Data lines:
########################################
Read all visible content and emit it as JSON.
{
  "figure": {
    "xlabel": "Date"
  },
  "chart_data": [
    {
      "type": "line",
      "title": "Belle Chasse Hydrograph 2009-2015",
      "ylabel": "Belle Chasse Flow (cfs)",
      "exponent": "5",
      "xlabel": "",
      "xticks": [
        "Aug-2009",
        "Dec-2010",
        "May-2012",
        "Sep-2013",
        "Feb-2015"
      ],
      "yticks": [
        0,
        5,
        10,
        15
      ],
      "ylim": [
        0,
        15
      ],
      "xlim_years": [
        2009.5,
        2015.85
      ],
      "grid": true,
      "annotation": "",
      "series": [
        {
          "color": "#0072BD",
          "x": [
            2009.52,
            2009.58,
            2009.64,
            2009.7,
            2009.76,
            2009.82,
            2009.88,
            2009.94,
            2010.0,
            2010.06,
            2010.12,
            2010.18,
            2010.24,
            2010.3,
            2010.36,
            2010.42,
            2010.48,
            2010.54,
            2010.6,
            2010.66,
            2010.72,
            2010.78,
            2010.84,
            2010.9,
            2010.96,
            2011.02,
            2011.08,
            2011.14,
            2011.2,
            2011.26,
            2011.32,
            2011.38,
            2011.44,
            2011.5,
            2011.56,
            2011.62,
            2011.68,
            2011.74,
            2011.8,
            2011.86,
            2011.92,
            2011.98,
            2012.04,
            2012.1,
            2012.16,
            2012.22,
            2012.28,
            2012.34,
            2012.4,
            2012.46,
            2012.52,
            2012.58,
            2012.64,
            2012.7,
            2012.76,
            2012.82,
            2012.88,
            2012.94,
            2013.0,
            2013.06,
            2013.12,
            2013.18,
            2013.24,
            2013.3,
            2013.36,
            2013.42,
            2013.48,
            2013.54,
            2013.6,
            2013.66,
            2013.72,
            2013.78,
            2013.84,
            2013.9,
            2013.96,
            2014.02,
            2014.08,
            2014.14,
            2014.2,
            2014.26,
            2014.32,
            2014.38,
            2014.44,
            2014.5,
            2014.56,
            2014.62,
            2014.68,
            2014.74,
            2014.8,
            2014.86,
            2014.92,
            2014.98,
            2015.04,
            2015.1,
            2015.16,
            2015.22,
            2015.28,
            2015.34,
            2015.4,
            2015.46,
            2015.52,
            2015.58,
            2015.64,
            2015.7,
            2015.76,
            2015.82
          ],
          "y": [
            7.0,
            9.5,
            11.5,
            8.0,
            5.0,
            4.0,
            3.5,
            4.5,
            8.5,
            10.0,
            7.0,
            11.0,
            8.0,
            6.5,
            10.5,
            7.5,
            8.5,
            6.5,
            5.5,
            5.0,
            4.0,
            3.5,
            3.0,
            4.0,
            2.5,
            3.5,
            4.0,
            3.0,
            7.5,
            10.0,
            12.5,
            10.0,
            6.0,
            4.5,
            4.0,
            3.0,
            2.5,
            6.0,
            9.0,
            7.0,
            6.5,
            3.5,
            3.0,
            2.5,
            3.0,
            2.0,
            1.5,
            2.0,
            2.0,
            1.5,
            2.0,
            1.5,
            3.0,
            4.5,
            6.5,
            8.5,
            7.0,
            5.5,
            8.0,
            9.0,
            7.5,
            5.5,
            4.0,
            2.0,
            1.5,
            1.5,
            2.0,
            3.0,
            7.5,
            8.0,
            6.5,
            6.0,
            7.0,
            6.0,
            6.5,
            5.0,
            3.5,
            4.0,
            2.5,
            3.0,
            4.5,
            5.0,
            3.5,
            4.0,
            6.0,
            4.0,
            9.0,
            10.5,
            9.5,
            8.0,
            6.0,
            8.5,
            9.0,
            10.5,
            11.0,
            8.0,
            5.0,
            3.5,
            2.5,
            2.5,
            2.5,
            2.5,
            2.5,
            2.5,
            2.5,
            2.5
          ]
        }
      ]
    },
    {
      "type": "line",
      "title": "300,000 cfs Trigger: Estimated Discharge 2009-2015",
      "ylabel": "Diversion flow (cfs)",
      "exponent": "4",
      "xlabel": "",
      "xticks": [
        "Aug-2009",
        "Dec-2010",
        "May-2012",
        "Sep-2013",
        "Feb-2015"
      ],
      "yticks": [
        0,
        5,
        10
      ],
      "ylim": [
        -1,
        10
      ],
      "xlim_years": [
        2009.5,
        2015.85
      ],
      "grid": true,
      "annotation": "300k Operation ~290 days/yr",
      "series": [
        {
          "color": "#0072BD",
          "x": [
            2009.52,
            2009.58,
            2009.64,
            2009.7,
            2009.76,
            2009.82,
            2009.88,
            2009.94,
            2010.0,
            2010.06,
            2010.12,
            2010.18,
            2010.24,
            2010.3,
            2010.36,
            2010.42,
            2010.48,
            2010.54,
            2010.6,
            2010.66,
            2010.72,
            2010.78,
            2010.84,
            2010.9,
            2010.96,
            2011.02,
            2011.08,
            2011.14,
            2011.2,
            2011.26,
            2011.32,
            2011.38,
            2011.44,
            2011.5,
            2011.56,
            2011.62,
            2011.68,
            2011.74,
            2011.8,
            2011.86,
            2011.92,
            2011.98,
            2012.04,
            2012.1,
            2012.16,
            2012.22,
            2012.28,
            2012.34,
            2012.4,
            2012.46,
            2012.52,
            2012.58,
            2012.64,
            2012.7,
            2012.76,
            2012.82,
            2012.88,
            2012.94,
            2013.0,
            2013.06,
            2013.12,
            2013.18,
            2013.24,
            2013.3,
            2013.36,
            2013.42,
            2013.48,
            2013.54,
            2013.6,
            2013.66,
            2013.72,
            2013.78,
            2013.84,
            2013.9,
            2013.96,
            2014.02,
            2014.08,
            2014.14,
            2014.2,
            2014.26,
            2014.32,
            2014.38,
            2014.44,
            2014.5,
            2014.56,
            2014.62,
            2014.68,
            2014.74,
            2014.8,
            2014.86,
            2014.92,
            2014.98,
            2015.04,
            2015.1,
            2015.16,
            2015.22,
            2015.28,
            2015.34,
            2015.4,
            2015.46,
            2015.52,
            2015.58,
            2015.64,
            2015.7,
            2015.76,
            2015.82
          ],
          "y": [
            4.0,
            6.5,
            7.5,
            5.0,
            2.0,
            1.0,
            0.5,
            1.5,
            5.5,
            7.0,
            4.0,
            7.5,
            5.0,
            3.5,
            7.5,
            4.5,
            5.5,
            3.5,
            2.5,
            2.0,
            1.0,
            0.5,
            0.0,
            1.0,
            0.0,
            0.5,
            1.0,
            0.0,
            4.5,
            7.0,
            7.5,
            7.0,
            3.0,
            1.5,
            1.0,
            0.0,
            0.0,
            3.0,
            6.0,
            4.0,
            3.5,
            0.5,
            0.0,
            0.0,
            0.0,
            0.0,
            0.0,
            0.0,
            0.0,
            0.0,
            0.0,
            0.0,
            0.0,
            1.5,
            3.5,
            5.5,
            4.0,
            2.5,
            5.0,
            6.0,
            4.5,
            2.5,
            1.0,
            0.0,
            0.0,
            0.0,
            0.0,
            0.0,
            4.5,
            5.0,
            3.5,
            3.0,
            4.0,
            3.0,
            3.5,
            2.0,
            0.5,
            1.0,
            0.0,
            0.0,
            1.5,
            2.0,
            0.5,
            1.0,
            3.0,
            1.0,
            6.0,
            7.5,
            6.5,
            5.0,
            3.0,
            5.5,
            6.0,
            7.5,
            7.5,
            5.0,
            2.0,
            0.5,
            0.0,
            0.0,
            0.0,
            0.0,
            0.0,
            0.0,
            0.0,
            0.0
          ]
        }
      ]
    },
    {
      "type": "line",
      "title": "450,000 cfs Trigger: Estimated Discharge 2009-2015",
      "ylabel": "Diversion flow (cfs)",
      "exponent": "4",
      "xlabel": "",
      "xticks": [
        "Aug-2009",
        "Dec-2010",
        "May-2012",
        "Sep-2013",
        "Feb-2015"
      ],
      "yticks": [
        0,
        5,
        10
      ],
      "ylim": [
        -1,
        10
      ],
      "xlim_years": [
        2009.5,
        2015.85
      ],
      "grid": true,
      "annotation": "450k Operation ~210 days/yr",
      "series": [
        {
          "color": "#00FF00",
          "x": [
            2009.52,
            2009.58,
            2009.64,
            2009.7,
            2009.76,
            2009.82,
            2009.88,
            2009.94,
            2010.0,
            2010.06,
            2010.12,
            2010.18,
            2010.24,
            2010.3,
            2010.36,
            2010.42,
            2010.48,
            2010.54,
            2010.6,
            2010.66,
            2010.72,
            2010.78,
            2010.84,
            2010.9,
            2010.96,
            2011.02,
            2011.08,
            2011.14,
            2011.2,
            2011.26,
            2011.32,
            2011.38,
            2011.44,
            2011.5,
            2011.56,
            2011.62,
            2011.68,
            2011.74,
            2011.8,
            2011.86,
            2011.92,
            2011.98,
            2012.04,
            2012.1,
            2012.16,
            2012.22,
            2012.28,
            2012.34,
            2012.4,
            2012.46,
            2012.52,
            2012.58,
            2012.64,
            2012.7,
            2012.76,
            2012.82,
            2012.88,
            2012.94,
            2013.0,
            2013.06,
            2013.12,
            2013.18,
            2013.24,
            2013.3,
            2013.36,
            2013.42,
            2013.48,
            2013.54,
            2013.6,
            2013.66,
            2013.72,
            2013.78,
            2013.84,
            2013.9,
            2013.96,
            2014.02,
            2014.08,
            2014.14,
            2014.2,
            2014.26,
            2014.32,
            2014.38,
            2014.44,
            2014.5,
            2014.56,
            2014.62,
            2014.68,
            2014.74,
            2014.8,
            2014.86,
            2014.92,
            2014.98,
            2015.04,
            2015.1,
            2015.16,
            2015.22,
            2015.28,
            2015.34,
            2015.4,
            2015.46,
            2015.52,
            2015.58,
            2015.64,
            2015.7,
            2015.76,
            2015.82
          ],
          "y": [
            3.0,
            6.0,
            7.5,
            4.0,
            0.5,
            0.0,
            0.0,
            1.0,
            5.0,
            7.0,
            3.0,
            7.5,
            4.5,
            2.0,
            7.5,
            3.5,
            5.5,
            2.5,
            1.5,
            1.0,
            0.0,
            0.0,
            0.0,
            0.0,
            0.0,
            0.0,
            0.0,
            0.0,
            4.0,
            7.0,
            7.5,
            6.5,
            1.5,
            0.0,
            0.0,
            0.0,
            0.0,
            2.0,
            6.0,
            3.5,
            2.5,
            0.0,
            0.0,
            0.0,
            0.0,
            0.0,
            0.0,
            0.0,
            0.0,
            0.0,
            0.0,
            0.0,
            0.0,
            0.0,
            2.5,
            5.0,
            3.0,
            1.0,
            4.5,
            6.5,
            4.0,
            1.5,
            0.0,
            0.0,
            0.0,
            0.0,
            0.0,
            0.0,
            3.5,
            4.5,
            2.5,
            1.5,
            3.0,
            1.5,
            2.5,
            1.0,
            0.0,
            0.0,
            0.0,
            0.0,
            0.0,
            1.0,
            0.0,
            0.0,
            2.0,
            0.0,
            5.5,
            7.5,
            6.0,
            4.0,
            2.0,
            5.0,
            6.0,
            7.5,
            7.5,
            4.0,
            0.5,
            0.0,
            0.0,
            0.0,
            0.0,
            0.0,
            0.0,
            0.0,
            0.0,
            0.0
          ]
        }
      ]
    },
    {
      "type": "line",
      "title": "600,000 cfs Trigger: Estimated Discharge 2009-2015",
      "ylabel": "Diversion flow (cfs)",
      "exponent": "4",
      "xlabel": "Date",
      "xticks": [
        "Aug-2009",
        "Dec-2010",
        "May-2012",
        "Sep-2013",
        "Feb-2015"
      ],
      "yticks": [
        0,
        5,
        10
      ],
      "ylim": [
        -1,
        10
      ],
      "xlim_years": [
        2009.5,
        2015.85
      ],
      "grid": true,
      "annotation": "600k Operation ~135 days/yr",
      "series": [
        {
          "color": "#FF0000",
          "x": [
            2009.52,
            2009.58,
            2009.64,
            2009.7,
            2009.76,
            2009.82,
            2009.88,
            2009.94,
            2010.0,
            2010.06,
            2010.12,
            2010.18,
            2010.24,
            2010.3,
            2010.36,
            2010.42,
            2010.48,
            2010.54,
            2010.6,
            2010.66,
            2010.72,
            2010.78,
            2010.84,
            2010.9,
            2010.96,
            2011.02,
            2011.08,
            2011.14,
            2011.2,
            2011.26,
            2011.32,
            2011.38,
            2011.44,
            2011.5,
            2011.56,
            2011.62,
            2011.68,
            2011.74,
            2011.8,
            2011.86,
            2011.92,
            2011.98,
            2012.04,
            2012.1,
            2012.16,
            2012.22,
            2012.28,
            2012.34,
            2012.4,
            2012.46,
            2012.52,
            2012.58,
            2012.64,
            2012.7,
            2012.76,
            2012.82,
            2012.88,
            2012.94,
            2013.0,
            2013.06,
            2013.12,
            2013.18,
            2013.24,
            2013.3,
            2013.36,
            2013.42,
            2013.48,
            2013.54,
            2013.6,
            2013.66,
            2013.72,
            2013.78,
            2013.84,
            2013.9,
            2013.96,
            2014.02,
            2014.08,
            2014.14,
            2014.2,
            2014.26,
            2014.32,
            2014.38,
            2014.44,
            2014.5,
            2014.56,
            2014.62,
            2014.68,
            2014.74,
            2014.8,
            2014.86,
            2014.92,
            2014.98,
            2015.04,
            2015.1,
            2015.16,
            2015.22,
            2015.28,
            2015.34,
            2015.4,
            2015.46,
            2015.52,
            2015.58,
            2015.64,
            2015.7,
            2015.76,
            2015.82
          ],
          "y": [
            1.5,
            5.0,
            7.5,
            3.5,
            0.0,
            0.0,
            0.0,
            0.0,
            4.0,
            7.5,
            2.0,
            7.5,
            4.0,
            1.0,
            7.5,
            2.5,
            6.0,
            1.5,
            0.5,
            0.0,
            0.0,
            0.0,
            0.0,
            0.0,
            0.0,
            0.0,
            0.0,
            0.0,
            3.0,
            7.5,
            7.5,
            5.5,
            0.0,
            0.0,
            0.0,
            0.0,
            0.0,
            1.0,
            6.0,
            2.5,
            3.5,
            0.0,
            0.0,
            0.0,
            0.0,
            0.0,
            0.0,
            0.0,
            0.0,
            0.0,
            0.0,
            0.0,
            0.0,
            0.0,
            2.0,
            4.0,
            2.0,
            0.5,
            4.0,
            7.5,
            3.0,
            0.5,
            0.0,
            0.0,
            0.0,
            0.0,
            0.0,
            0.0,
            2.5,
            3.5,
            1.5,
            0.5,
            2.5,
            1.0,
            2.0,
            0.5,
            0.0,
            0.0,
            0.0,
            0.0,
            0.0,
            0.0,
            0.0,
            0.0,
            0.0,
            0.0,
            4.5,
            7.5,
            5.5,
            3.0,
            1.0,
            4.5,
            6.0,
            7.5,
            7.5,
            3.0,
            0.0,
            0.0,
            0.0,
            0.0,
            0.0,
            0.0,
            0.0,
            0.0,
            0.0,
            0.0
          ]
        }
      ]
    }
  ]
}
########################################
In the material above, find each line that contains the word "Discharge", and select it.

Expected output:
      "title": "300,000 cfs Trigger: Estimated Discharge 2009-2015",
      "title": "450,000 cfs Trigger: Estimated Discharge 2009-2015",
      "title": "600,000 cfs Trigger: Estimated Discharge 2009-2015",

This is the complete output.